▸ **WHAT TO PRODUCE**
All of the records below must be output exactly, with no pictures carried over.
— BEGIN RECORDS SUPPLIED —
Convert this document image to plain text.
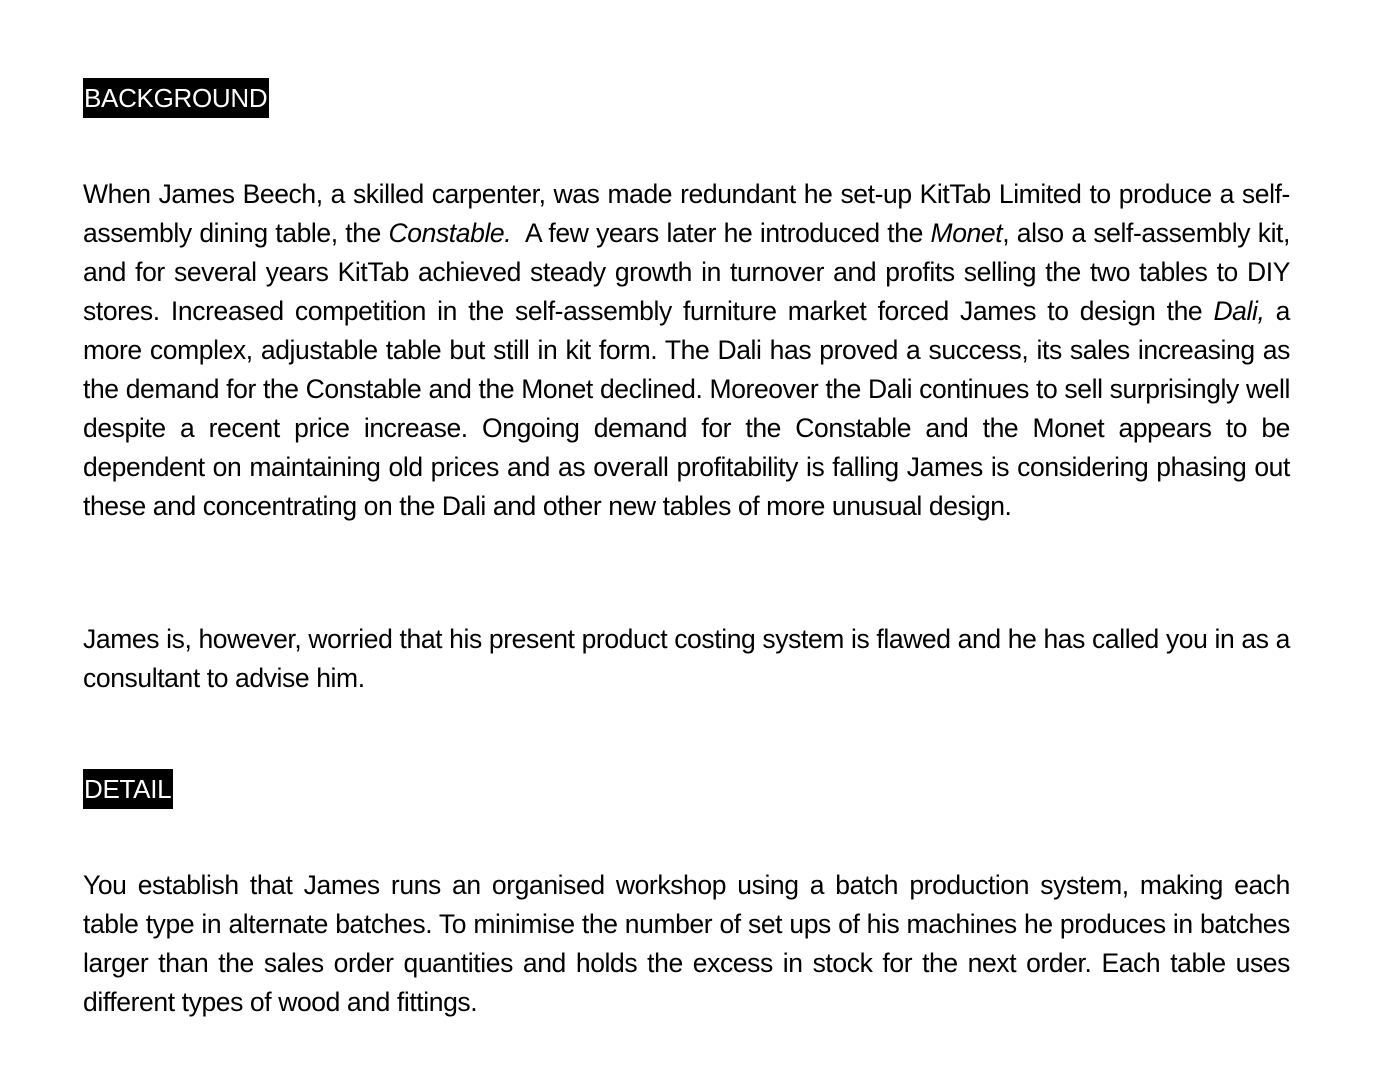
BACKGROUND

When James Beech, a skilled carpenter, was made redundant he set-up KitTab Limited to produce a self-assembly dining table, the Constable.  A few years later he introduced the Monet, also a self-assembly kit, and for several years KitTab achieved steady growth in turnover and profits selling the two tables to DIY stores. Increased competition in the self-assembly furniture market forced James to design the Dali, a more complex, adjustable table but still in kit form. The Dali has proved a success, its sales increasing as the demand for the Constable and the Monet declined. Moreover the Dali continues to sell surprisingly well despite a recent price increase. Ongoing demand for the Constable and the Monet appears to be dependent on maintaining old prices and as overall profitability is falling James is considering phasing out these and concentrating on the Dali and other new tables of more unusual design.

James is, however, worried that his present product costing system is flawed and he has called you in as a consultant to advise him.

DETAIL

You establish that James runs an organised workshop using a batch production system, making each table type in alternate batches. To minimise the number of set ups of his machines he produces in batches larger than the sales order quantities and holds the excess in stock for the next order. Each table uses different types of wood and fittings.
— END RECORDS SUPPLIED —
▸ **RESPONSE**
Convert this document image to plain text.
BACKGROUND

When James Beech, a skilled carpenter, was made redundant he set-up KitTab Limited to produce a self-assembly dining table, the Constable.  A few years later he introduced the Monet, also a self-assembly kit, and for several years KitTab achieved steady growth in turnover and profits selling the two tables to DIY stores. Increased competition in the self-assembly furniture market forced James to design the Dali, a more complex, adjustable table but still in kit form. The Dali has proved a success, its sales increasing as the demand for the Constable and the Monet declined. Moreover the Dali continues to sell surprisingly well despite a recent price increase. Ongoing demand for the Constable and the Monet appears to be dependent on maintaining old prices and as overall profitability is falling James is considering phasing out these and concentrating on the Dali and other new tables of more unusual design.

James is, however, worried that his present product costing system is flawed and he has called you in as a consultant to advise him.

DETAIL

You establish that James runs an organised workshop using a batch production system, making each table type in alternate batches. To minimise the number of set ups of his machines he produces in batches larger than the sales order quantities and holds the excess in stock for the next order. Each table uses different types of wood and fittings.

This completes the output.